[START OF Input for this task]
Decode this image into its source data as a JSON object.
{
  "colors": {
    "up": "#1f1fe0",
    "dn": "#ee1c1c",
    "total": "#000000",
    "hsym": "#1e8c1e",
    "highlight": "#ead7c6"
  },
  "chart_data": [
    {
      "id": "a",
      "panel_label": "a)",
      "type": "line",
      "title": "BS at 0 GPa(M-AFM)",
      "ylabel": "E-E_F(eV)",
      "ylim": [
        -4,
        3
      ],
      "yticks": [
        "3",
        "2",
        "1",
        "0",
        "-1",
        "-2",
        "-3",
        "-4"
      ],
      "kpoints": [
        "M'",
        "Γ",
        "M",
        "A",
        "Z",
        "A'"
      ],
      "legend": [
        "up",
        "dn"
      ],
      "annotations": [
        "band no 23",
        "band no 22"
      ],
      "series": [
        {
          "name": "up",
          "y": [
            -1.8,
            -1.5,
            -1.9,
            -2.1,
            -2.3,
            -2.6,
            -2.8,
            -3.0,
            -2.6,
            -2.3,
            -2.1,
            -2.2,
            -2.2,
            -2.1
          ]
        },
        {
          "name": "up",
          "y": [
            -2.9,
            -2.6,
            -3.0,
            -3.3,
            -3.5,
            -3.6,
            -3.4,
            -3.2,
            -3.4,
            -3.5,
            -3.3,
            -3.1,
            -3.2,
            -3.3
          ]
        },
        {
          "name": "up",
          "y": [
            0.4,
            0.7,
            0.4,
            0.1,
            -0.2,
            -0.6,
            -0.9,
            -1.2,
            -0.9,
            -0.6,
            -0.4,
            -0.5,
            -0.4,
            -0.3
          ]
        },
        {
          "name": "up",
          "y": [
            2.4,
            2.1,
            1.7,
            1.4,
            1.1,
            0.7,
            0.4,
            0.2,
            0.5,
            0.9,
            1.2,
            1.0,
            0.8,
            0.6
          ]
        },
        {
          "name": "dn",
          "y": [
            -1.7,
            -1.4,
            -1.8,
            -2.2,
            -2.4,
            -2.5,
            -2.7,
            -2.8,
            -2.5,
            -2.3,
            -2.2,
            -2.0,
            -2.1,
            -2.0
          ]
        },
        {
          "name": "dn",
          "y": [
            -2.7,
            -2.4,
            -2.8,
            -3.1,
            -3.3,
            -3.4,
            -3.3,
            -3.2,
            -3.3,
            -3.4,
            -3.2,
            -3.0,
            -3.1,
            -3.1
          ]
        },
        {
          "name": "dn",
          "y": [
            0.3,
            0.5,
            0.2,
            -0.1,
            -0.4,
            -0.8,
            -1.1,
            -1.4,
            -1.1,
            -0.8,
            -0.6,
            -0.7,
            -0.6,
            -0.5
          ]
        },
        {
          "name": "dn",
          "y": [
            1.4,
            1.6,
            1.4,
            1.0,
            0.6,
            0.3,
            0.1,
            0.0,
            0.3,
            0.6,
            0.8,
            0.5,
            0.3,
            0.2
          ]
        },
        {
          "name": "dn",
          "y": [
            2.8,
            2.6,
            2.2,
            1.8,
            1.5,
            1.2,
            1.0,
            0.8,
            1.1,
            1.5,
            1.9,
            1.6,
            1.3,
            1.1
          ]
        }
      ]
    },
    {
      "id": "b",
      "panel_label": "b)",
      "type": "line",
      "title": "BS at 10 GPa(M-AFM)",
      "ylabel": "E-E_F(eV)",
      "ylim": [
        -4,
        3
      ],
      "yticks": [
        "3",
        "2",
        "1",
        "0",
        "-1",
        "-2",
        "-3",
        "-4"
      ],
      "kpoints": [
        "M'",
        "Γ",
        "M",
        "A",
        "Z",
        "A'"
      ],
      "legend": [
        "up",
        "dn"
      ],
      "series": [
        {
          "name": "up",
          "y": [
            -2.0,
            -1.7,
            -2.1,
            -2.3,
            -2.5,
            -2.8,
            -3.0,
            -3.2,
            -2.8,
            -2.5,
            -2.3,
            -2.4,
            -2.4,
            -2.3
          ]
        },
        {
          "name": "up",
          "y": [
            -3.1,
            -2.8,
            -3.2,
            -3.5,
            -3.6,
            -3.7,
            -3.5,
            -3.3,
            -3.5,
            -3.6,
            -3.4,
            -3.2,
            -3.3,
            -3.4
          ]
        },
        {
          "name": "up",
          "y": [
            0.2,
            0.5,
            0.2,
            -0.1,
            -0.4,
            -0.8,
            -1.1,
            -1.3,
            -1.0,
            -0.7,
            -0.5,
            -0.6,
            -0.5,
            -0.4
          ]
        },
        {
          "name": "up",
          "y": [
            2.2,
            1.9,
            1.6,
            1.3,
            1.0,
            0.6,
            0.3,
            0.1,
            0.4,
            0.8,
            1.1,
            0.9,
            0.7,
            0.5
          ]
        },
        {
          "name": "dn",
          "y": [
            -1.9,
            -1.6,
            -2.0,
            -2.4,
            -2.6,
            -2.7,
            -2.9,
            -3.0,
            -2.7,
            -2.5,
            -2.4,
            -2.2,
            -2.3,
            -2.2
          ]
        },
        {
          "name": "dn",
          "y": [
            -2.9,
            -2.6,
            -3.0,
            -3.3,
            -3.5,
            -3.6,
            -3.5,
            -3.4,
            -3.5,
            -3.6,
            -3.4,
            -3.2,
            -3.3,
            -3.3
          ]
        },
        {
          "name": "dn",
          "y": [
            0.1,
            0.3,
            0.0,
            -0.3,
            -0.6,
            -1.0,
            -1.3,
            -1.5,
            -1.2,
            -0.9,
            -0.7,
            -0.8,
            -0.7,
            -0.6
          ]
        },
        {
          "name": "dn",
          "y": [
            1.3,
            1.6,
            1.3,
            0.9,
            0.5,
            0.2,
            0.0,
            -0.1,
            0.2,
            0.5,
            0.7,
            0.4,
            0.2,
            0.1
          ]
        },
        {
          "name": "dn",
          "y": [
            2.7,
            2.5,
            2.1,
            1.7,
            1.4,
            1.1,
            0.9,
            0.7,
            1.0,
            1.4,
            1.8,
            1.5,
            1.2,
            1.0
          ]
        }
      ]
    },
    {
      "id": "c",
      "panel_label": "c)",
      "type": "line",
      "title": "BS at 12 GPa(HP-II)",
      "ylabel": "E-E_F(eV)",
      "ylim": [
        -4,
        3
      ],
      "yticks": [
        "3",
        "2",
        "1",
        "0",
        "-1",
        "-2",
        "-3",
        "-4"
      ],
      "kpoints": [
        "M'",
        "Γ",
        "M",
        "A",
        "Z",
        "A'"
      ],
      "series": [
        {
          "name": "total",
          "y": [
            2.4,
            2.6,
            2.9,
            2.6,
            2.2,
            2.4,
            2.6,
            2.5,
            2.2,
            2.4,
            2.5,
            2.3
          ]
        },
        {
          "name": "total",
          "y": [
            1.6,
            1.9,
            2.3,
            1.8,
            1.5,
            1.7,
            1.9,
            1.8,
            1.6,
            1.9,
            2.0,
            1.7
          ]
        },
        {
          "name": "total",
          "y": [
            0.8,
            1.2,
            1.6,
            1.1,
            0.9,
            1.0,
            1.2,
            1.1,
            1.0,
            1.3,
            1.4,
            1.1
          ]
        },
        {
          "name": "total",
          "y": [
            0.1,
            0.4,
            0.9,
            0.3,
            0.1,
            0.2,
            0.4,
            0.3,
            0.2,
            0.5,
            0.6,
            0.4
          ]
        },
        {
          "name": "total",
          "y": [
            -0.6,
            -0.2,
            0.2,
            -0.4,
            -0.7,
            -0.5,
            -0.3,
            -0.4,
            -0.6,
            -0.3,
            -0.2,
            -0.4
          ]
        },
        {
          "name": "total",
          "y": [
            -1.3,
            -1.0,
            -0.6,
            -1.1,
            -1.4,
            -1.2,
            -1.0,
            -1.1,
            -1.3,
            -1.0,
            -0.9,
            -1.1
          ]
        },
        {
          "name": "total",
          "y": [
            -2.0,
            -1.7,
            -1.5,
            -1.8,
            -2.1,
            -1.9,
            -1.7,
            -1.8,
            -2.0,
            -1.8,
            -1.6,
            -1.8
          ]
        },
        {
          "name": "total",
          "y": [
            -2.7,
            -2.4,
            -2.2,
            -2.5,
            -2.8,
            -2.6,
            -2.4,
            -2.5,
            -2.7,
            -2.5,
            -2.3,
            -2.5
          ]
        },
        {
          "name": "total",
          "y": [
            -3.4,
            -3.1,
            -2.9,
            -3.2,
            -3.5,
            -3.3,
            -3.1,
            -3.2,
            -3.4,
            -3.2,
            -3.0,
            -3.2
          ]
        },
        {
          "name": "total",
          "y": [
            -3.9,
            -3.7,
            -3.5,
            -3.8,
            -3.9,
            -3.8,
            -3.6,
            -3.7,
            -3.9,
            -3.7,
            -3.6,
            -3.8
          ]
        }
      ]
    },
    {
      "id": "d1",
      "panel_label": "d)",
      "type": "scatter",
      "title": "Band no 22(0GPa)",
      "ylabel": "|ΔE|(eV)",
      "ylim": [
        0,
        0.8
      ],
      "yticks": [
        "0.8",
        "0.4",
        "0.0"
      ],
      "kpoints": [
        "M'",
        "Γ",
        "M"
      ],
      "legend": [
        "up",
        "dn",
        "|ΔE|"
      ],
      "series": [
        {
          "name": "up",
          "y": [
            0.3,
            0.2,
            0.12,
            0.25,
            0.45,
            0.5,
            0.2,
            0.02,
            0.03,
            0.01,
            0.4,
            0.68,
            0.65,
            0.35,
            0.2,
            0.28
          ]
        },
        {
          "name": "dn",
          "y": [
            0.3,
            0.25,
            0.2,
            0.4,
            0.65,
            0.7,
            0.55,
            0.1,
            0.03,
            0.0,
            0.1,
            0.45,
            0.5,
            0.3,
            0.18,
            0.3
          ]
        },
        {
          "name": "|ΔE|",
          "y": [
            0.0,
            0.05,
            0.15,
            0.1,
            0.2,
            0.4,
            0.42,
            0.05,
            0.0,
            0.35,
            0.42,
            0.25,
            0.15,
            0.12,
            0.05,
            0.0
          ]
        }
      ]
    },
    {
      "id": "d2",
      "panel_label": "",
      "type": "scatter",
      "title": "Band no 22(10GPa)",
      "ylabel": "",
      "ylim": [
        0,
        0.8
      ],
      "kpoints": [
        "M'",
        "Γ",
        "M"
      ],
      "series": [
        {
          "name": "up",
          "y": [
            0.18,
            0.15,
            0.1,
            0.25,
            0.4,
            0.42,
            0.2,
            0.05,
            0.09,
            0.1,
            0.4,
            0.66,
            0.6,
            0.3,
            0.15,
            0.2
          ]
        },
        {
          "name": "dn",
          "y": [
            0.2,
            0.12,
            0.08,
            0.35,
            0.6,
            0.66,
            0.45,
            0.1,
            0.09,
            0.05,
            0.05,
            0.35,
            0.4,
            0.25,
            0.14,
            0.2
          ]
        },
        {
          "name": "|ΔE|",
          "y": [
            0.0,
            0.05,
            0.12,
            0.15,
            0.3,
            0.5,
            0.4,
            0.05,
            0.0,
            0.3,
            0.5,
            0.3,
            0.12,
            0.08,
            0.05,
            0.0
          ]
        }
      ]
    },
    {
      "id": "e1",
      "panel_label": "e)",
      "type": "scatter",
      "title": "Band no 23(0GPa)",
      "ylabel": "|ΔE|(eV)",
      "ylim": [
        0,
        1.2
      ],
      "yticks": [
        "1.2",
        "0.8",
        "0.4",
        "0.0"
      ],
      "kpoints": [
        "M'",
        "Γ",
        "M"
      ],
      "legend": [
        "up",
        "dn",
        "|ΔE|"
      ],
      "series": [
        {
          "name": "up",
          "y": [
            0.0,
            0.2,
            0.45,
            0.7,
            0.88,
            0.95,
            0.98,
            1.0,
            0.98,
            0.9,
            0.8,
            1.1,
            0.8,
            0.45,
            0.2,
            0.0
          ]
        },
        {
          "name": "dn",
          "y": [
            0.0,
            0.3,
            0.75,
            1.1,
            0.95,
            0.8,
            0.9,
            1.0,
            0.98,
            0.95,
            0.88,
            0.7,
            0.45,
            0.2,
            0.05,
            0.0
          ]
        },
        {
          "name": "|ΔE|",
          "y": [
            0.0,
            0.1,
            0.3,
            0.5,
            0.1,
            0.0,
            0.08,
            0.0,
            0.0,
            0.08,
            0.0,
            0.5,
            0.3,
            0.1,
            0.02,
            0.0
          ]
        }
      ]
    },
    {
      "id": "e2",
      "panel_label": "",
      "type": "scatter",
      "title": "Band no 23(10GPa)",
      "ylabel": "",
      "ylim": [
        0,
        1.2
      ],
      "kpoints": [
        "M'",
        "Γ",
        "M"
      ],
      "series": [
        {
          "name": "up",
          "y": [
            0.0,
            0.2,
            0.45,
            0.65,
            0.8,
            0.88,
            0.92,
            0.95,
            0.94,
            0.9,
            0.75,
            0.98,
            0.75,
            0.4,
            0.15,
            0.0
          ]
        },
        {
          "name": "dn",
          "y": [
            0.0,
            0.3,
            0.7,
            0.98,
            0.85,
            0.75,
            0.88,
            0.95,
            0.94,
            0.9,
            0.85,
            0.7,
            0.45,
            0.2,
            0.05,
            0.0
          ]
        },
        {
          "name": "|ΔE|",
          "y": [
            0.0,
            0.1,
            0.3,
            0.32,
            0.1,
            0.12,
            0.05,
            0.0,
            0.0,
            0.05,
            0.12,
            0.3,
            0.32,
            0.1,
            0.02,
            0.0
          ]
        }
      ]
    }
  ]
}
[END OF Input for this task]
— Set exercise —
What is the number of lines above that contain "title"? Answer with that number only.

— Finished task —
7